§ **Directions**: Quote the entries that follow exactly, leaving none out.

Stored data entries
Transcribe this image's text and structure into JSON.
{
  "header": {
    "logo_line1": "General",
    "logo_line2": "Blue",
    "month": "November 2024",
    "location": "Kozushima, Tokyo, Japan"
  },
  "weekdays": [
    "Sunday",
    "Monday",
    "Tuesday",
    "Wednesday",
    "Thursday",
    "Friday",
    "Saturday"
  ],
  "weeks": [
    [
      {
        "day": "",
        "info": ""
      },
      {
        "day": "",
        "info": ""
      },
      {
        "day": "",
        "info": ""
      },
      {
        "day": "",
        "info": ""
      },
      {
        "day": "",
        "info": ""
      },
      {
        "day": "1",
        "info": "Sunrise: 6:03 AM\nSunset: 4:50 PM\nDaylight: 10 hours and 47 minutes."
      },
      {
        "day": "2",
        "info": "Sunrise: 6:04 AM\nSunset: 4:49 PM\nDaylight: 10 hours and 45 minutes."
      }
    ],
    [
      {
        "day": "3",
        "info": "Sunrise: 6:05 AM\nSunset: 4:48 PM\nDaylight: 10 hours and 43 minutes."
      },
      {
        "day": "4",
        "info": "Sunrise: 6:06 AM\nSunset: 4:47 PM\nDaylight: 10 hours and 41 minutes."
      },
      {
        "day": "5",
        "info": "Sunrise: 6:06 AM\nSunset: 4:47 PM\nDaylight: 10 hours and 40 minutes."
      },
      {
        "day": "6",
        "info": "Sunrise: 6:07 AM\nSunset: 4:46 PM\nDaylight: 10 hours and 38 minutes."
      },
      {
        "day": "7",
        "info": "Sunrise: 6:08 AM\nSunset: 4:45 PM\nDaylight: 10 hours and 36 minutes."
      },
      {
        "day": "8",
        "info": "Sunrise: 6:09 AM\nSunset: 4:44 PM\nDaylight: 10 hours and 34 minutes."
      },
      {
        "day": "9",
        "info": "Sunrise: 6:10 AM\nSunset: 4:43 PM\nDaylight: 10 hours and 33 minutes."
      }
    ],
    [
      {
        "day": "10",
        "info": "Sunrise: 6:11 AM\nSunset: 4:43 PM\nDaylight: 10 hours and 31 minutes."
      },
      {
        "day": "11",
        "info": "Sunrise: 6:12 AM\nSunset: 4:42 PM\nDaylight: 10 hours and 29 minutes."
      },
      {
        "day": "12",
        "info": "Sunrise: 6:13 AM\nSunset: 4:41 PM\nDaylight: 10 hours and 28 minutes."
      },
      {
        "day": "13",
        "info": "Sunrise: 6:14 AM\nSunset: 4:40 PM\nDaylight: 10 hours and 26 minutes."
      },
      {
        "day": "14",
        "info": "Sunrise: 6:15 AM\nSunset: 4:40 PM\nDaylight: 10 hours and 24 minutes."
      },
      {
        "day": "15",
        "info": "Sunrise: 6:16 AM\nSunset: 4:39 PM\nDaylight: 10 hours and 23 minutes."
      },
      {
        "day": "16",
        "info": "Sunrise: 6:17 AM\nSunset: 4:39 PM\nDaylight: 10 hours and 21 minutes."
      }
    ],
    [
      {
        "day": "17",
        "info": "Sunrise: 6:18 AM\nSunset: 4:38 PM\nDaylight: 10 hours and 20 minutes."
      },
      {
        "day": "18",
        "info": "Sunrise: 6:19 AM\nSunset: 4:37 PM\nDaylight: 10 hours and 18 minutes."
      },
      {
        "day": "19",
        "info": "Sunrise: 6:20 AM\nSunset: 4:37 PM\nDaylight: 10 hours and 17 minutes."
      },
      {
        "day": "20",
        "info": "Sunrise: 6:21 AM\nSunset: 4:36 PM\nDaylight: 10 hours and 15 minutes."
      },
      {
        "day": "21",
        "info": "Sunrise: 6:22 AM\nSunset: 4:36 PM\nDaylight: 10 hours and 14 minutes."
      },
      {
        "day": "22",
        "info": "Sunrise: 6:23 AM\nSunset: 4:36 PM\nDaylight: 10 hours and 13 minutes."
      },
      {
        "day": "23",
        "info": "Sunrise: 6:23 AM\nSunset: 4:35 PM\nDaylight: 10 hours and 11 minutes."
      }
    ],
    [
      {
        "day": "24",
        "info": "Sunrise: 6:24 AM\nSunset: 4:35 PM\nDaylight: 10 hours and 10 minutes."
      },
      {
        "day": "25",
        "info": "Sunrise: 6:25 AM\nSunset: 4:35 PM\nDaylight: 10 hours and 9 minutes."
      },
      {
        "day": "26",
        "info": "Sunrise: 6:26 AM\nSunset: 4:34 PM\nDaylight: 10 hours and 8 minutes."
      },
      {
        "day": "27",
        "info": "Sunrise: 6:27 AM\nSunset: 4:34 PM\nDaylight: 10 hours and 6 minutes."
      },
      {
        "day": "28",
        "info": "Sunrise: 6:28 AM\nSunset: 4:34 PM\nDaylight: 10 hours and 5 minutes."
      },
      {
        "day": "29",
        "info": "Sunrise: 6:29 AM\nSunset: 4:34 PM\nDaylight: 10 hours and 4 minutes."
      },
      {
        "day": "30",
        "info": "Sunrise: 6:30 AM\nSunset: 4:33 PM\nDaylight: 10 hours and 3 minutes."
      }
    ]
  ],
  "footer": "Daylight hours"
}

§ **Complete answer**:
Transcribe this image's text and structure into JSON.
{
  "header": {
    "logo_line1": "General",
    "logo_line2": "Blue",
    "month": "November 2024",
    "location": "Kozushima, Tokyo, Japan"
  },
  "weekdays": [
    "Sunday",
    "Monday",
    "Tuesday",
    "Wednesday",
    "Thursday",
    "Friday",
    "Saturday"
  ],
  "weeks": [
    [
      {
        "day": "",
        "info": ""
      },
      {
        "day": "",
        "info": ""
      },
      {
        "day": "",
        "info": ""
      },
      {
        "day": "",
        "info": ""
      },
      {
        "day": "",
        "info": ""
      },
      {
        "day": "1",
        "info": "Sunrise: 6:03 AM\nSunset: 4:50 PM\nDaylight: 10 hours and 47 minutes."
      },
      {
        "day": "2",
        "info": "Sunrise: 6:04 AM\nSunset: 4:49 PM\nDaylight: 10 hours and 45 minutes."
      }
    ],
    [
      {
        "day": "3",
        "info": "Sunrise: 6:05 AM\nSunset: 4:48 PM\nDaylight: 10 hours and 43 minutes."
      },
      {
        "day": "4",
        "info": "Sunrise: 6:06 AM\nSunset: 4:47 PM\nDaylight: 10 hours and 41 minutes."
      },
      {
        "day": "5",
        "info": "Sunrise: 6:06 AM\nSunset: 4:47 PM\nDaylight: 10 hours and 40 minutes."
      },
      {
        "day": "6",
        "info": "Sunrise: 6:07 AM\nSunset: 4:46 PM\nDaylight: 10 hours and 38 minutes."
      },
      {
        "day": "7",
        "info": "Sunrise: 6:08 AM\nSunset: 4:45 PM\nDaylight: 10 hours and 36 minutes."
      },
      {
        "day": "8",
        "info": "Sunrise: 6:09 AM\nSunset: 4:44 PM\nDaylight: 10 hours and 34 minutes."
      },
      {
        "day": "9",
        "info": "Sunrise: 6:10 AM\nSunset: 4:43 PM\nDaylight: 10 hours and 33 minutes."
      }
    ],
    [
      {
        "day": "10",
        "info": "Sunrise: 6:11 AM\nSunset: 4:43 PM\nDaylight: 10 hours and 31 minutes."
      },
      {
        "day": "11",
        "info": "Sunrise: 6:12 AM\nSunset: 4:42 PM\nDaylight: 10 hours and 29 minutes."
      },
      {
        "day": "12",
        "info": "Sunrise: 6:13 AM\nSunset: 4:41 PM\nDaylight: 10 hours and 28 minutes."
      },
      {
        "day": "13",
        "info": "Sunrise: 6:14 AM\nSunset: 4:40 PM\nDaylight: 10 hours and 26 minutes."
      },
      {
        "day": "14",
        "info": "Sunrise: 6:15 AM\nSunset: 4:40 PM\nDaylight: 10 hours and 24 minutes."
      },
      {
        "day": "15",
        "info": "Sunrise: 6:16 AM\nSunset: 4:39 PM\nDaylight: 10 hours and 23 minutes."
      },
      {
        "day": "16",
        "info": "Sunrise: 6:17 AM\nSunset: 4:39 PM\nDaylight: 10 hours and 21 minutes."
      }
    ],
    [
      {
        "day": "17",
        "info": "Sunrise: 6:18 AM\nSunset: 4:38 PM\nDaylight: 10 hours and 20 minutes."
      },
      {
        "day": "18",
        "info": "Sunrise: 6:19 AM\nSunset: 4:37 PM\nDaylight: 10 hours and 18 minutes."
      },
      {
        "day": "19",
        "info": "Sunrise: 6:20 AM\nSunset: 4:37 PM\nDaylight: 10 hours and 17 minutes."
      },
      {
        "day": "20",
        "info": "Sunrise: 6:21 AM\nSunset: 4:36 PM\nDaylight: 10 hours and 15 minutes."
      },
      {
        "day": "21",
        "info": "Sunrise: 6:22 AM\nSunset: 4:36 PM\nDaylight: 10 hours and 14 minutes."
      },
      {
        "day": "22",
        "info": "Sunrise: 6:23 AM\nSunset: 4:36 PM\nDaylight: 10 hours and 13 minutes."
      },
      {
        "day": "23",
        "info": "Sunrise: 6:23 AM\nSunset: 4:35 PM\nDaylight: 10 hours and 11 minutes."
      }
    ],
    [
      {
        "day": "24",
        "info": "Sunrise: 6:24 AM\nSunset: 4:35 PM\nDaylight: 10 hours and 10 minutes."
      },
      {
        "day": "25",
        "info": "Sunrise: 6:25 AM\nSunset: 4:35 PM\nDaylight: 10 hours and 9 minutes."
      },
      {
        "day": "26",
        "info": "Sunrise: 6:26 AM\nSunset: 4:34 PM\nDaylight: 10 hours and 8 minutes."
      },
      {
        "day": "27",
        "info": "Sunrise: 6:27 AM\nSunset: 4:34 PM\nDaylight: 10 hours and 6 minutes."
      },
      {
        "day": "28",
        "info": "Sunrise: 6:28 AM\nSunset: 4:34 PM\nDaylight: 10 hours and 5 minutes."
      },
      {
        "day": "29",
        "info": "Sunrise: 6:29 AM\nSunset: 4:34 PM\nDaylight: 10 hours and 4 minutes."
      },
      {
        "day": "30",
        "info": "Sunrise: 6:30 AM\nSunset: 4:33 PM\nDaylight: 10 hours and 3 minutes."
      }
    ]
  ],
  "footer": "Daylight hours"
}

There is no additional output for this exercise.